**GOAL OF THE EXERCISE:** Exactly as they appear, output all of the entries.

**DATA FOR THE TASK:**
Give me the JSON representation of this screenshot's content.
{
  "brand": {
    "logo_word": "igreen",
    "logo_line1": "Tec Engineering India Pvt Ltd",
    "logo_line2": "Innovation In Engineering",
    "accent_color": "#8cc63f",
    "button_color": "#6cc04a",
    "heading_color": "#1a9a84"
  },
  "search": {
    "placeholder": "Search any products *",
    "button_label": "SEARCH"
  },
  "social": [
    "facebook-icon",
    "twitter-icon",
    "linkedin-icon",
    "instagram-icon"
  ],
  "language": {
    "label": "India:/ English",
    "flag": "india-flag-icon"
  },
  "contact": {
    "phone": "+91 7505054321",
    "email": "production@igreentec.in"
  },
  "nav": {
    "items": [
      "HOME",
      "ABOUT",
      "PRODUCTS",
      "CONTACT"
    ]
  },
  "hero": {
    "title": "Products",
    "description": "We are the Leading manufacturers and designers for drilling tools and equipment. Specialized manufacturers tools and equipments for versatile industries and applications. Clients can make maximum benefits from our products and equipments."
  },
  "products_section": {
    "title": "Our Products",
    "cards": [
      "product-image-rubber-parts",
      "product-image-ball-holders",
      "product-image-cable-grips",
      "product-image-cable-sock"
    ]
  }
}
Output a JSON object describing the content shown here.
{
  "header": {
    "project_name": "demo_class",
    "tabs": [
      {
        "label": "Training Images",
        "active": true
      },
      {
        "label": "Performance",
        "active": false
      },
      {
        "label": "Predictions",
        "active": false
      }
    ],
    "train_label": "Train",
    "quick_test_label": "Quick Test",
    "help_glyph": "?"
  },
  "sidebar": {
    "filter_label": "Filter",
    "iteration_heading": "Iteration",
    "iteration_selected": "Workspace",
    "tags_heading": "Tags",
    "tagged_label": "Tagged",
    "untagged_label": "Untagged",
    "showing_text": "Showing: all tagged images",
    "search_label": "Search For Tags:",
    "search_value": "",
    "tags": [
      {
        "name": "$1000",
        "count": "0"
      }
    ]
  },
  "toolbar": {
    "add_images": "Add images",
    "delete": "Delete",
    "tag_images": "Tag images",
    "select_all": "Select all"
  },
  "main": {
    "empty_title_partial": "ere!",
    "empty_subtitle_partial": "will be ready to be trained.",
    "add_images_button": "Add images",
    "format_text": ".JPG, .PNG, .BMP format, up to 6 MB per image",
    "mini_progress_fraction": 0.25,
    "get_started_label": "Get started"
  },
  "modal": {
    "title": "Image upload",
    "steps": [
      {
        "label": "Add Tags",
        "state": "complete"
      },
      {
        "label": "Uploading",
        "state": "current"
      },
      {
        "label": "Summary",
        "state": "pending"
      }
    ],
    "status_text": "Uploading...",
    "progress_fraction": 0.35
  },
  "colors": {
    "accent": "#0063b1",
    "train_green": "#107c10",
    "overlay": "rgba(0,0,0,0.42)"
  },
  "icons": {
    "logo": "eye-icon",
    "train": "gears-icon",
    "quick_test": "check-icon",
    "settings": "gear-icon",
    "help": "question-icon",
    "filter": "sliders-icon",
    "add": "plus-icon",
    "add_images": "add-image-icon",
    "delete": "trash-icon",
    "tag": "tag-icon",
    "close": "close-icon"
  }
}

**SOLUTION FOR THIS PROBLEM:**
Give me the JSON representation of this screenshot's content.
{
  "brand": {
    "logo_word": "igreen",
    "logo_line1": "Tec Engineering India Pvt Ltd",
    "logo_line2": "Innovation In Engineering",
    "accent_color": "#8cc63f",
    "button_color": "#6cc04a",
    "heading_color": "#1a9a84"
  },
  "search": {
    "placeholder": "Search any products *",
    "button_label": "SEARCH"
  },
  "social": [
    "facebook-icon",
    "twitter-icon",
    "linkedin-icon",
    "instagram-icon"
  ],
  "language": {
    "label": "India:/ English",
    "flag": "india-flag-icon"
  },
  "contact": {
    "phone": "+91 7505054321",
    "email": "production@igreentec.in"
  },
  "nav": {
    "items": [
      "HOME",
      "ABOUT",
      "PRODUCTS",
      "CONTACT"
    ]
  },
  "hero": {
    "title": "Products",
    "description": "We are the Leading manufacturers and designers for drilling tools and equipment. Specialized manufacturers tools and equipments for versatile industries and applications. Clients can make maximum benefits from our products and equipments."
  },
  "products_section": {
    "title": "Our Products",
    "cards": [
      "product-image-rubber-parts",
      "product-image-ball-holders",
      "product-image-cable-grips",
      "product-image-cable-sock"
    ]
  }
}
Output a JSON object describing the content shown here.
{
  "header": {
    "project_name": "demo_class",
    "tabs": [
      {
        "label": "Training Images",
        "active": true
      },
      {
        "label": "Performance",
        "active": false
      },
      {
        "label": "Predictions",
        "active": false
      }
    ],
    "train_label": "Train",
    "quick_test_label": "Quick Test",
    "help_glyph": "?"
  },
  "sidebar": {
    "filter_label": "Filter",
    "iteration_heading": "Iteration",
    "iteration_selected": "Workspace",
    "tags_heading": "Tags",
    "tagged_label": "Tagged",
    "untagged_label": "Untagged",
    "showing_text": "Showing: all tagged images",
    "search_label": "Search For Tags:",
    "search_value": "",
    "tags": [
      {
        "name": "$1000",
        "count": "0"
      }
    ]
  },
  "toolbar": {
    "add_images": "Add images",
    "delete": "Delete",
    "tag_images": "Tag images",
    "select_all": "Select all"
  },
  "main": {
    "empty_title_partial": "ere!",
    "empty_subtitle_partial": "will be ready to be trained.",
    "add_images_button": "Add images",
    "format_text": ".JPG, .PNG, .BMP format, up to 6 MB per image",
    "mini_progress_fraction": 0.25,
    "get_started_label": "Get started"
  },
  "modal": {
    "title": "Image upload",
    "steps": [
      {
        "label": "Add Tags",
        "state": "complete"
      },
      {
        "label": "Uploading",
        "state": "current"
      },
      {
        "label": "Summary",
        "state": "pending"
      }
    ],
    "status_text": "Uploading...",
    "progress_fraction": 0.35
  },
  "colors": {
    "accent": "#0063b1",
    "train_green": "#107c10",
    "overlay": "rgba(0,0,0,0.42)"
  },
  "icons": {
    "logo": "eye-icon",
    "train": "gears-icon",
    "quick_test": "check-icon",
    "settings": "gear-icon",
    "help": "question-icon",
    "filter": "sliders-icon",
    "add": "plus-icon",
    "add_images": "add-image-icon",
    "delete": "trash-icon",
    "tag": "tag-icon",
    "close": "close-icon"
  }
}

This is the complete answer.